> _Kutipan Terpilih_
——

News

Sepanjang 2016, KPK Lakukan 16 Kali OTT dengan 110 Tersangka

| Sabtu 24 Dec 2016 22:30 WIB | 2150



Kepemipimpinan KPK jilid 4


MATAKEPRI.COM - Selama tahun 2016, Komisi Pemberantasan Korupsi (KPK) telah melakukan 16 kali operasi tangkap tangan (OTT). Dari penangkapan ini, ada sebanyak 110 orang ditetapkan sebagai tersangka atas dugaan tindak pidana korupsi. Semua itu dihasilkan semasa kepemipimpinan KPK jilid 4 atau Ketua Agus Rahardjo yang memulai kiprahnya di awal 2016.

Para tersangka itu berasal dari berbagai kalangan dan profesi. “Unsur-unsurnya ada yang dari institusi penegak hukum seperti hakim Pengadilan Tindak Pidana Korupsi di Bengkulu, advokat, dan juga sejumlah panitera pengadilan, anggota DPR/DPD, swasta, sejumlah pejabat di daerah baik kepala daerah maupun DPRD,” kata Juru Bicara KPK Febri Diansyah, Sabtu (24/12/2016).

Dari total 110 tersangka termasuk 16 kali OTT, tercatat sejumlah kasus cukup mendapat sorotan publik karena melibatkan tokoh pejabat penting di Indonesia.

Di awal Januari 2016, KPK berhasil membongkar dugaan kongkalikong komisi V DPR dengan pejabat di lingkungan Kementerian Pekerjaan Umum dan Perumahan Rakyat (Kemen PUPR) dalam pembagian jatah proyek pembangunan jalan di Maluku dan Maluku Utara.

Hal itu terungkap dalam OTT terhadap Anggota Komisi V DPR Fraksi PDI Perjuangan, Damayanti Wisnu Putranti usai menerima suap dari pengusaha konstruksi asal Maluku, Abdul Khoir. Tak tanggung-tanggung, Khoir rela melakukan urunan hingga ratusan miliar rupiah dengan pengusaha lain untuk menyuap Damayanti dan sejumlah anggota komisi V DPR.

Tujuannya, agar komisi V menyalurkan program dana asprasi ke dalam proyek pembangunan jalan di Maluku, dan pekerjaannya dikerjakan pengusaha yang memberikan suap.

Menariknya, OTT terhadap Damayanti itu ternyata telah bocor lebih dulu ke telinga Sekjen PDI-P Hasto Kristiyanto.

——

> _Rincian Tugas_
Menurut berita tentang OTT KPK sepanjang 2016 di atas, dari siapa Damayanti Wisnu Putranti menerima suap?

——

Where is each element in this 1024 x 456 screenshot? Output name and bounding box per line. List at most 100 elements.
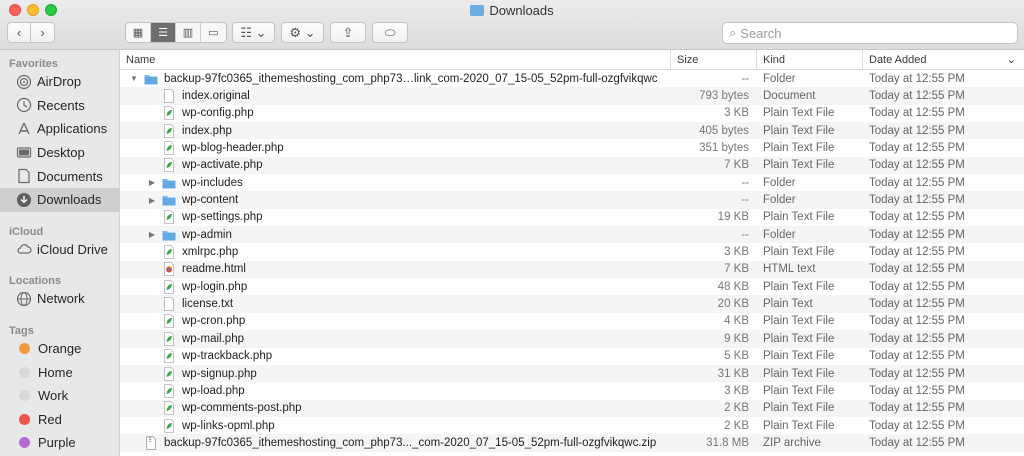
- grid-icon: ▦: [132, 27, 144, 39]
- file-row[interactable]: ▶ wp-admin -- Folder Today at 12:55 PM: [120, 226, 1024, 244]
- file-row[interactable]: xmlrpc.php 3 KB Plain Text File Today at 12…: [120, 243, 1024, 260]
- file-row[interactable]: wp-trackback.php 5 KB Plain Text File Today…: [120, 348, 1024, 365]
- tag-color-dot-icon: [19, 390, 30, 402]
- file-row[interactable]: wp-mail.php 9 KB Plain Text File Today at 1…: [120, 330, 1024, 348]
- file-kind: Plain Text File: [763, 159, 835, 172]
- gallery-view-button[interactable]: ▭: [201, 23, 226, 42]
- tag-color-dot-icon: [19, 343, 30, 355]
- file-row[interactable]: readme.html 7 KB HTML text Today at 12:55 P…: [120, 260, 1024, 279]
- file-size: 405 bytes: [699, 124, 749, 137]
- file-date-added: Today at 12:55 PM: [869, 350, 965, 363]
- sidebar-item-label: Network: [37, 291, 85, 307]
- sidebar-tag-red[interactable]: Red: [0, 408, 119, 432]
- file-name-cell: ▶ wp-content: [120, 193, 671, 207]
- sidebar-item-label: Applications: [37, 121, 108, 137]
- sidebar-item-icloud-drive[interactable]: iCloud Drive: [0, 238, 119, 262]
- file-date-added: Today at 12:55 PM: [869, 419, 965, 432]
- file-row[interactable]: backup-97fc0365_ithemeshosting_com_php73…: [120, 434, 1024, 452]
- arrange-button[interactable]: ☷ ⌄: [232, 22, 275, 43]
- sidebar-item-label: AirDrop: [37, 74, 82, 90]
- file-row[interactable]: wp-cron.php 4 KB Plain Text File Today at 1…: [120, 313, 1024, 330]
- list-view-button[interactable]: ☰: [151, 23, 176, 42]
- file-row[interactable]: wp-settings.php 19 KB Plain Text File Today…: [120, 209, 1024, 226]
- file-name: wp-includes: [182, 176, 243, 189]
- file-row[interactable]: wp-blog-header.php 351 bytes Plain Text Fi…: [120, 139, 1024, 156]
- file-name: wp-load.php: [182, 384, 245, 397]
- share-button[interactable]: ⇪: [330, 22, 366, 43]
- file-row[interactable]: wp-login.php 48 KB Plain Text File Today at…: [120, 278, 1024, 295]
- column-header-name[interactable]: Name: [120, 50, 671, 69]
- disclosure-triangle-icon[interactable]: ▼: [128, 74, 140, 83]
- file-row[interactable]: ▶ wp-content -- Folder Today at 12:55 PM: [120, 191, 1024, 209]
- sidebar-item-applications[interactable]: Applications: [0, 117, 119, 141]
- file-row[interactable]: ▼ backup-97fc0365_ithemeshosting_com_php7…: [120, 70, 1024, 87]
- forward-button[interactable]: ›: [31, 22, 55, 43]
- file-row[interactable]: license.txt 20 KB Plain Text Today at 12:55…: [120, 295, 1024, 313]
- sidebar-tag-label: Red: [38, 411, 62, 427]
- sidebar-item-network[interactable]: Network: [0, 287, 119, 311]
- file-name: license.txt: [182, 298, 234, 311]
- back-button[interactable]: ‹: [7, 22, 31, 43]
- edit-tags-button[interactable]: ⬭: [372, 22, 408, 43]
- file-size: 7 KB: [724, 159, 749, 172]
- disclosure-triangle-icon[interactable]: ▶: [146, 196, 158, 205]
- tag-color-dot-icon: [19, 366, 30, 378]
- sidebar-section-tags: Tags: [9, 324, 34, 337]
- column-header-date-added[interactable]: Date Added ⌄: [863, 50, 1024, 69]
- sidebar-item-recents[interactable]: Recents: [0, 94, 119, 118]
- column-view-button[interactable]: ▥: [176, 23, 201, 42]
- sidebar-item-documents[interactable]: Documents: [0, 164, 119, 188]
- sidebar-item-downloads[interactable]: Downloads: [0, 187, 119, 212]
- file-row[interactable]: wp-activate.php 7 KB Plain Text File Today …: [120, 156, 1024, 175]
- column-header-size[interactable]: Size: [671, 50, 757, 69]
- file-size: 19 KB: [717, 211, 749, 224]
- file-kind: Plain Text File: [763, 124, 835, 137]
- sidebar-item-airdrop[interactable]: AirDrop: [0, 70, 119, 94]
- search-input[interactable]: [740, 25, 1001, 41]
- sidebar-item-desktop[interactable]: Desktop: [0, 141, 119, 165]
- column-header-date-added-label: Date Added: [869, 53, 927, 66]
- file-row[interactable]: index.original 793 bytes Document Today at …: [120, 87, 1024, 105]
- file-row[interactable]: wp-comments-post.php 2 KB Plain Text File T…: [120, 399, 1024, 417]
- icon-view-button[interactable]: ▦: [126, 23, 151, 42]
- zip-file-icon: [144, 435, 158, 450]
- file-name-cell: backup-97fc0365_ithemeshosting_com_php73…: [120, 435, 671, 450]
- file-date-added: Today at 12:55 PM: [869, 332, 965, 345]
- globe-icon: [16, 291, 32, 307]
- disclosure-triangle-icon[interactable]: ▶: [146, 178, 158, 187]
- toolbar: Downloads ‹ › ▦ ☰ ▥ ▭ ☷ ⌄ ⚙ ⌄ ⇪ ⬭ ⌕: [0, 0, 1024, 50]
- file-size: --: [741, 176, 749, 189]
- file-kind: Folder: [763, 72, 796, 85]
- chevron-down-icon: ⌄: [1006, 54, 1016, 66]
- file-size: --: [741, 228, 749, 241]
- file-kind: Folder: [763, 176, 796, 189]
- file-kind: Folder: [763, 194, 796, 207]
- file-date-added: Today at 12:55 PM: [869, 436, 965, 449]
- file-row[interactable]: wp-signup.php 31 KB Plain Text File Today a…: [120, 364, 1024, 383]
- disclosure-triangle-icon[interactable]: ▶: [146, 230, 158, 239]
- file-row[interactable]: wp-load.php 3 KB Plain Text File Today at 1…: [120, 382, 1024, 399]
- file-date-added: Today at 12:55 PM: [869, 176, 965, 189]
- sidebar-tag-purple[interactable]: Purple: [0, 431, 119, 455]
- sidebar-tag-work[interactable]: Work: [0, 384, 119, 408]
- file-kind: Folder: [763, 228, 796, 241]
- file-kind: Plain Text File: [763, 384, 835, 397]
- file-kind: Plain Text File: [763, 332, 835, 345]
- file-kind: Document: [763, 90, 816, 103]
- file-size: 20 KB: [717, 298, 749, 311]
- file-size: 351 bytes: [699, 142, 749, 155]
- search-field[interactable]: ⌕: [722, 22, 1018, 44]
- file-date-added: Today at 12:55 PM: [869, 90, 965, 103]
- file-row[interactable]: wp-links-opml.php 2 KB Plain Text File Toda…: [120, 417, 1024, 434]
- sidebar-tag-home[interactable]: Home: [0, 360, 119, 384]
- file-row[interactable]: wp-config.php 3 KB Plain Text File Today at…: [120, 105, 1024, 122]
- file-date-added: Today at 12:55 PM: [869, 124, 965, 137]
- column-header-kind[interactable]: Kind: [757, 50, 863, 69]
- file-row[interactable]: ▶ wp-includes -- Folder Today at 12:55 PM: [120, 174, 1024, 191]
- file-name-cell: wp-blog-header.php: [120, 141, 671, 155]
- file-row[interactable]: index.php 405 bytes Plain Text File Today a…: [120, 122, 1024, 140]
- finder-window: Downloads ‹ › ▦ ☰ ▥ ▭ ☷ ⌄ ⚙ ⌄ ⇪ ⬭ ⌕ Favo…: [0, 0, 1024, 456]
- sidebar-tag-orange[interactable]: Orange: [0, 337, 119, 361]
- file-kind: Plain Text File: [763, 419, 835, 432]
- action-menu-button[interactable]: ⚙ ⌄: [281, 22, 324, 43]
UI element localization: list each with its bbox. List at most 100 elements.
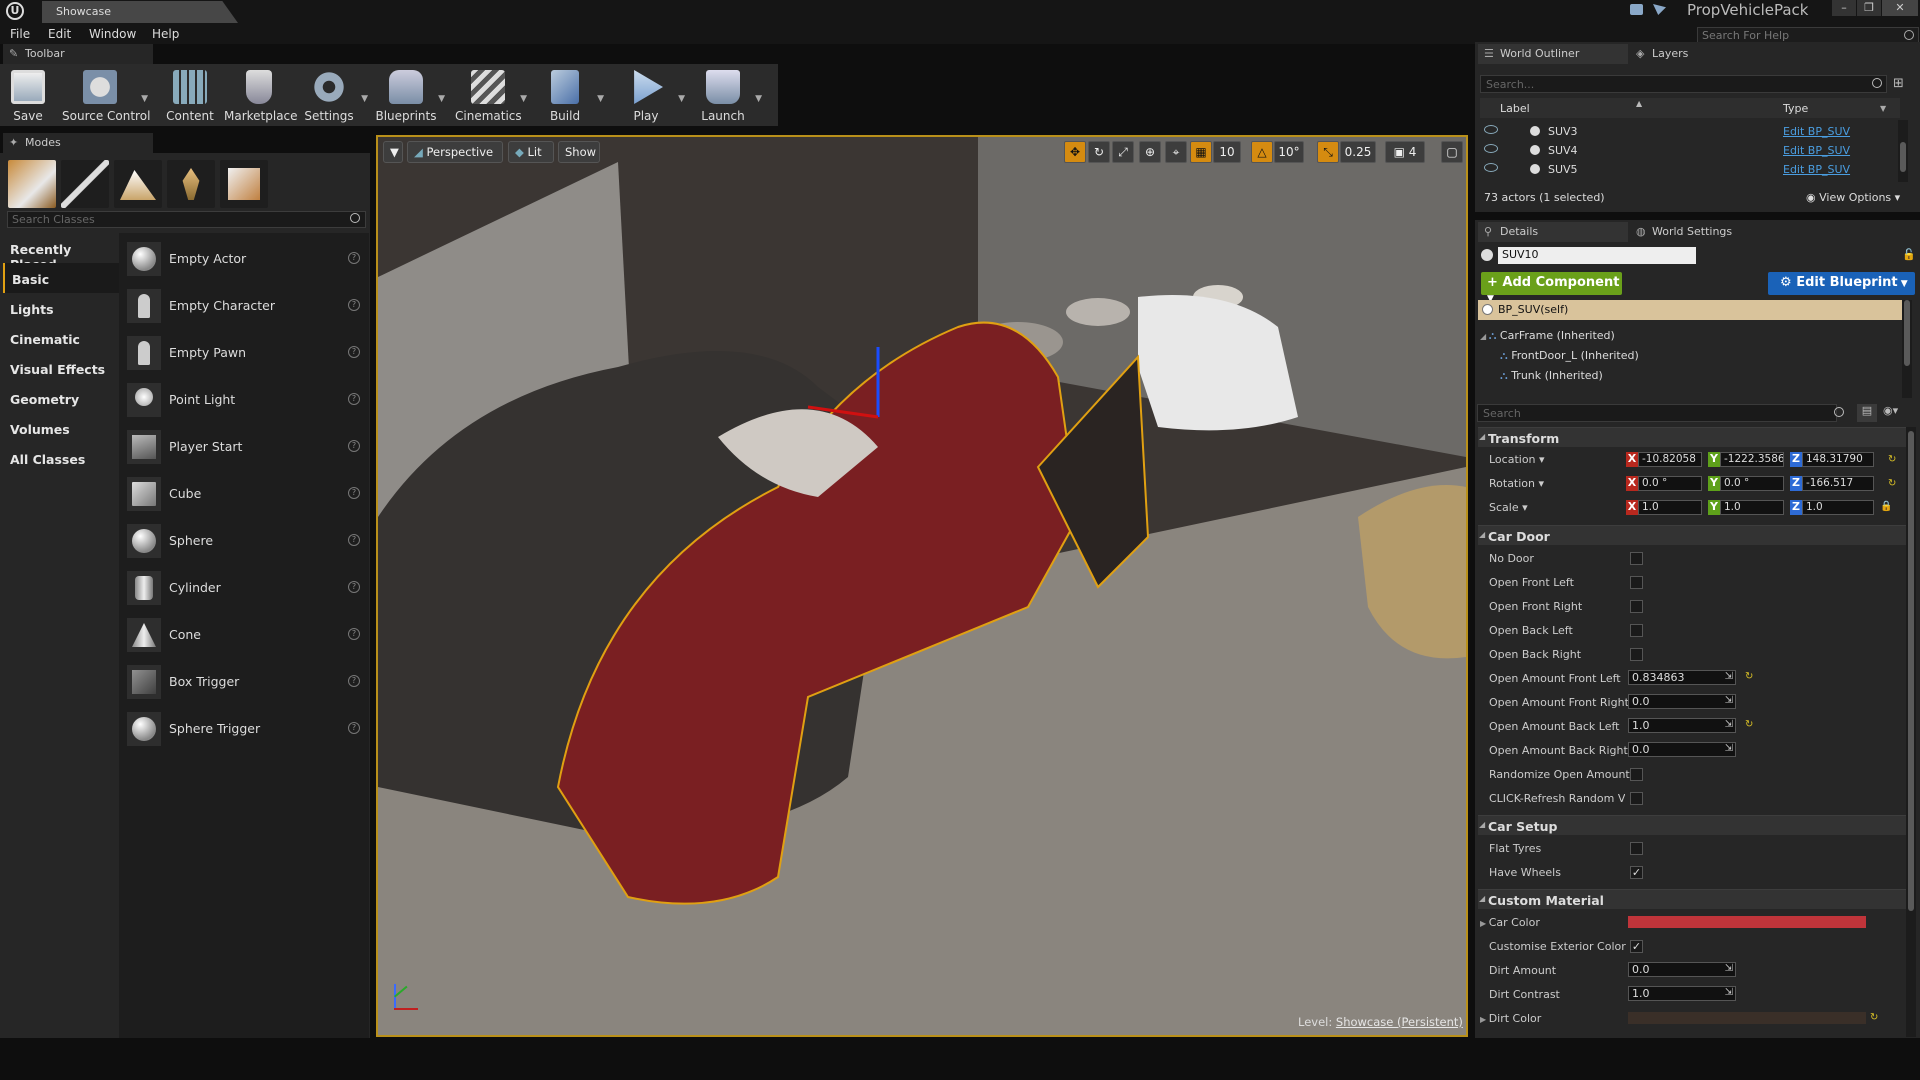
section-custom-material[interactable]: Custom Material: [1478, 889, 1911, 909]
help-icon[interactable]: ?: [348, 299, 360, 311]
menu-help[interactable]: Help: [152, 27, 179, 41]
source-control-dropdown-icon[interactable]: ▼: [141, 94, 148, 104]
help-icon[interactable]: ?: [348, 393, 360, 405]
help-icon[interactable]: ?: [348, 252, 360, 264]
grid-snap-value[interactable]: 10: [1213, 141, 1241, 163]
class-item-sphere[interactable]: Sphere?: [127, 522, 367, 558]
section-car-setup[interactable]: Car Setup: [1478, 815, 1911, 835]
help-icon[interactable]: ?: [348, 581, 360, 593]
open-amount-front-right-field[interactable]: 0.0: [1628, 694, 1736, 709]
maximize-viewport-icon[interactable]: ▢: [1441, 141, 1463, 163]
add-component-button[interactable]: + Add Component ▼: [1481, 272, 1622, 304]
toolbar-tab[interactable]: ✎ Toolbar: [3, 44, 153, 64]
category-cinematic[interactable]: Cinematic: [3, 323, 119, 353]
help-icon[interactable]: ?: [348, 722, 360, 734]
level-name[interactable]: Showcase (Persistent): [1336, 1015, 1463, 1029]
content-button[interactable]: Content: [157, 64, 223, 126]
play-dropdown-icon[interactable]: ▼: [678, 94, 685, 104]
menu-window[interactable]: Window: [89, 27, 136, 41]
location-x-field[interactable]: -10.82058: [1638, 452, 1702, 467]
help-icon[interactable]: ?: [348, 346, 360, 358]
blueprints-button[interactable]: Blueprints ▼: [373, 64, 445, 126]
class-item-box-trigger[interactable]: Box Trigger?: [127, 663, 367, 699]
minimize-button[interactable]: –: [1832, 0, 1856, 16]
dirt-contrast-field[interactable]: 1.0: [1628, 986, 1736, 1001]
category-volumes[interactable]: Volumes: [3, 413, 119, 443]
open-back-left-checkbox[interactable]: [1630, 624, 1643, 637]
visibility-eye-icon[interactable]: [1484, 163, 1498, 172]
edit-blueprint-link[interactable]: Edit BP_SUV: [1783, 163, 1850, 176]
outliner-search-input[interactable]: Search...: [1480, 75, 1887, 93]
foliage-mode-icon[interactable]: [167, 160, 215, 208]
component-trunk[interactable]: ⛬ Trunk (Inherited): [1500, 369, 1603, 383]
visibility-eye-icon[interactable]: [1484, 125, 1498, 134]
customise-exterior-color-checkbox[interactable]: ✓: [1630, 940, 1643, 953]
save-button[interactable]: Save: [0, 64, 61, 126]
lit-button[interactable]: ◆ Lit: [508, 141, 554, 163]
property-matrix-icon[interactable]: ▤: [1857, 404, 1877, 422]
build-button[interactable]: Build ▼: [532, 64, 604, 126]
category-lights[interactable]: Lights: [3, 293, 119, 323]
notification-icon[interactable]: [1630, 4, 1643, 15]
scale-x-field[interactable]: 1.0: [1638, 500, 1702, 515]
geometry-mode-icon[interactable]: [220, 160, 268, 208]
scale-y-field[interactable]: 1.0: [1720, 500, 1784, 515]
reset-to-default-icon[interactable]: ↻: [1870, 1012, 1878, 1023]
settings-button[interactable]: Settings ▼: [296, 64, 368, 126]
landscape-mode-icon[interactable]: [114, 160, 162, 208]
location-z-field[interactable]: 148.31790: [1802, 452, 1874, 467]
outliner-row-suv4[interactable]: SUV4 Edit BP_SUV: [1480, 141, 1912, 160]
marketplace-button[interactable]: Marketplace: [224, 64, 298, 126]
edit-blueprint-link[interactable]: Edit BP_SUV: [1783, 125, 1850, 138]
class-item-point-light[interactable]: Point Light?: [127, 381, 367, 417]
modes-tab[interactable]: ✦ Modes: [3, 133, 153, 153]
car-color-label[interactable]: ▶ Car Color: [1480, 916, 1540, 929]
help-icon[interactable]: ?: [348, 675, 360, 687]
section-transform[interactable]: Transform: [1478, 427, 1911, 447]
document-tab[interactable]: Showcase: [42, 1, 238, 23]
visibility-options-icon[interactable]: ◉▾: [1883, 404, 1898, 417]
category-geometry[interactable]: Geometry: [3, 383, 119, 413]
category-visual-effects[interactable]: Visual Effects: [3, 353, 119, 383]
tab-details[interactable]: ⚲ Details: [1478, 222, 1628, 242]
reset-to-default-icon[interactable]: ↻: [1888, 478, 1896, 489]
class-item-cone[interactable]: Cone?: [127, 616, 367, 652]
open-front-right-checkbox[interactable]: [1630, 600, 1643, 613]
section-car-door[interactable]: Car Door: [1478, 525, 1911, 545]
dirt-color-swatch[interactable]: [1628, 1012, 1866, 1024]
rotation-x-field[interactable]: 0.0 °: [1638, 476, 1702, 491]
rotation-label[interactable]: Rotation ▾: [1489, 477, 1544, 490]
category-all-classes[interactable]: All Classes: [3, 443, 119, 473]
search-classes-input[interactable]: Search Classes: [7, 211, 366, 228]
settings-dropdown-icon[interactable]: ▼: [361, 94, 368, 104]
rotation-y-field[interactable]: 0.0 °: [1720, 476, 1784, 491]
edit-blueprint-link[interactable]: Edit BP_SUV: [1783, 144, 1850, 157]
open-front-left-checkbox[interactable]: [1630, 576, 1643, 589]
surface-snap-icon[interactable]: ⌖: [1165, 141, 1187, 163]
open-amount-back-left-field[interactable]: 1.0: [1628, 718, 1736, 733]
location-label[interactable]: Location ▾: [1489, 453, 1545, 466]
outliner-row-suv3[interactable]: SUV3 Edit BP_SUV: [1480, 122, 1912, 141]
open-amount-front-left-field[interactable]: 0.834863: [1628, 670, 1736, 685]
dirt-color-label[interactable]: ▶ Dirt Color: [1480, 1012, 1541, 1025]
world-local-icon[interactable]: ⊕: [1139, 141, 1161, 163]
open-back-right-checkbox[interactable]: [1630, 648, 1643, 661]
class-item-empty-character[interactable]: Empty Character?: [127, 287, 367, 323]
viewport-options-button[interactable]: ▼: [383, 141, 403, 163]
details-search-input[interactable]: Search: [1477, 404, 1837, 422]
outliner-row-suv5[interactable]: SUV5 Edit BP_SUV: [1480, 160, 1912, 179]
car-color-swatch[interactable]: [1628, 916, 1866, 928]
cinematics-button[interactable]: Cinematics ▼: [455, 64, 527, 126]
tab-world-settings[interactable]: ◍ World Settings: [1630, 222, 1780, 242]
scale-label[interactable]: Scale ▾: [1489, 501, 1528, 514]
rotate-mode-icon[interactable]: ↻: [1088, 141, 1110, 163]
class-item-sphere-trigger[interactable]: Sphere Trigger?: [127, 710, 367, 746]
flat-tyres-checkbox[interactable]: [1630, 842, 1643, 855]
scale-snap-icon[interactable]: ⤡: [1317, 141, 1339, 163]
help-icon[interactable]: ?: [348, 440, 360, 452]
level-viewport[interactable]: [376, 135, 1468, 1037]
open-amount-back-right-field[interactable]: 0.0: [1628, 742, 1736, 757]
launch-button[interactable]: Launch ▼: [690, 64, 762, 126]
component-self[interactable]: BP_SUV(self): [1478, 300, 1903, 320]
tab-layers[interactable]: ◈ Layers: [1630, 44, 1770, 64]
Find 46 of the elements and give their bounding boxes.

——

> _Jawaban Tugas_
Damayanti menerima suap dari Abdul Khoir, pengusaha konstruksi asal Maluku.